> **WHAT IS NEEDED**: Go through the listing and write out all of it exactly.

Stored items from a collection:
((

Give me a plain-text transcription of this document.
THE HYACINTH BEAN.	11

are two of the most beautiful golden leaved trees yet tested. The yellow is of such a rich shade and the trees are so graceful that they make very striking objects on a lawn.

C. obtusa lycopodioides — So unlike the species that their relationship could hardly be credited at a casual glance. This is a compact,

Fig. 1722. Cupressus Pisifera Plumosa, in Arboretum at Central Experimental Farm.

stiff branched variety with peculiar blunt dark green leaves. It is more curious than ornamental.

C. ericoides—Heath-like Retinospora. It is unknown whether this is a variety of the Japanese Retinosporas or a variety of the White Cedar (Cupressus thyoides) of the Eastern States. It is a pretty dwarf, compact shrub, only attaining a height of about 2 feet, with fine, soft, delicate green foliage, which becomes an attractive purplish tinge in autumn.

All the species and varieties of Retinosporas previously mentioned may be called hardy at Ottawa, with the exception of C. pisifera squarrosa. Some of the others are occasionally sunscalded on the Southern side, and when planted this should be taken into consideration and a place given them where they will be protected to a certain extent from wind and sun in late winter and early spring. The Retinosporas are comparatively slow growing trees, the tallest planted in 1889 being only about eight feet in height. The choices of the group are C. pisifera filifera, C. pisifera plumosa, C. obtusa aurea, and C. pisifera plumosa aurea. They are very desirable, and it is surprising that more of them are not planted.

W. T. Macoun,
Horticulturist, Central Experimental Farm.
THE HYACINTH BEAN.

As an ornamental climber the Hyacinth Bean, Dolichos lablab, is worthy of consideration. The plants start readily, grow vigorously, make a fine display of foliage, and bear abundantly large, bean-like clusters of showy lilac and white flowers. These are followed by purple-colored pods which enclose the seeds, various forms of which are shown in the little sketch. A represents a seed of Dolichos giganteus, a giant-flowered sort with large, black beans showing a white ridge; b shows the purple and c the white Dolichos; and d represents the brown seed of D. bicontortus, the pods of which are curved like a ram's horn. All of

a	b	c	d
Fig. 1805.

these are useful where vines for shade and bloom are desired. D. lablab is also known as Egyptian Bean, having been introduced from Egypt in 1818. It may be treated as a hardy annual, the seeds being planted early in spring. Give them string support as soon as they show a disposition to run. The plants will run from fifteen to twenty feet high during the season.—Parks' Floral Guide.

))

> **TASK RESPONSE**:
Give me a plain-text transcription of this document.
THE HYACINTH BEAN.	11

are two of the most beautiful golden leaved trees yet tested. The yellow is of such a rich shade and the trees are so graceful that they make very striking objects on a lawn.

C. obtusa lycopodioides — So unlike the species that their relationship could hardly be credited at a casual glance. This is a compact,

Fig. 1722. Cupressus Pisifera Plumosa, in Arboretum at Central Experimental Farm.

stiff branched variety with peculiar blunt dark green leaves. It is more curious than ornamental.

C. ericoides—Heath-like Retinospora. It is unknown whether this is a variety of the Japanese Retinosporas or a variety of the White Cedar (Cupressus thyoides) of the Eastern States. It is a pretty dwarf, compact shrub, only attaining a height of about 2 feet, with fine, soft, delicate green foliage, which becomes an attractive purplish tinge in autumn.

All the species and varieties of Retinosporas previously mentioned may be called hardy at Ottawa, with the exception of C. pisifera squarrosa. Some of the others are occasionally sunscalded on the Southern side, and when planted this should be taken into consideration and a place given them where they will be protected to a certain extent from wind and sun in late winter and early spring. The Retinosporas are comparatively slow growing trees, the tallest planted in 1889 being only about eight feet in height. The choices of the group are C. pisifera filifera, C. pisifera plumosa, C. obtusa aurea, and C. pisifera plumosa aurea. They are very desirable, and it is surprising that more of them are not planted.

W. T. Macoun,
Horticulturist, Central Experimental Farm.
THE HYACINTH BEAN.

As an ornamental climber the Hyacinth Bean, Dolichos lablab, is worthy of consideration. The plants start readily, grow vigorously, make a fine display of foliage, and bear abundantly large, bean-like clusters of showy lilac and white flowers. These are followed by purple-colored pods which enclose the seeds, various forms of which are shown in the little sketch. A represents a seed of Dolichos giganteus, a giant-flowered sort with large, black beans showing a white ridge; b shows the purple and c the white Dolichos; and d represents the brown seed of D. bicontortus, the pods of which are curved like a ram's horn. All of

a	b	c	d
Fig. 1805.

these are useful where vines for shade and bloom are desired. D. lablab is also known as Egyptian Bean, having been introduced from Egypt in 1818. It may be treated as a hardy annual, the seeds being planted early in spring. Give them string support as soon as they show a disposition to run. The plants will run from fifteen to twenty feet high during the season.—Parks' Floral Guide.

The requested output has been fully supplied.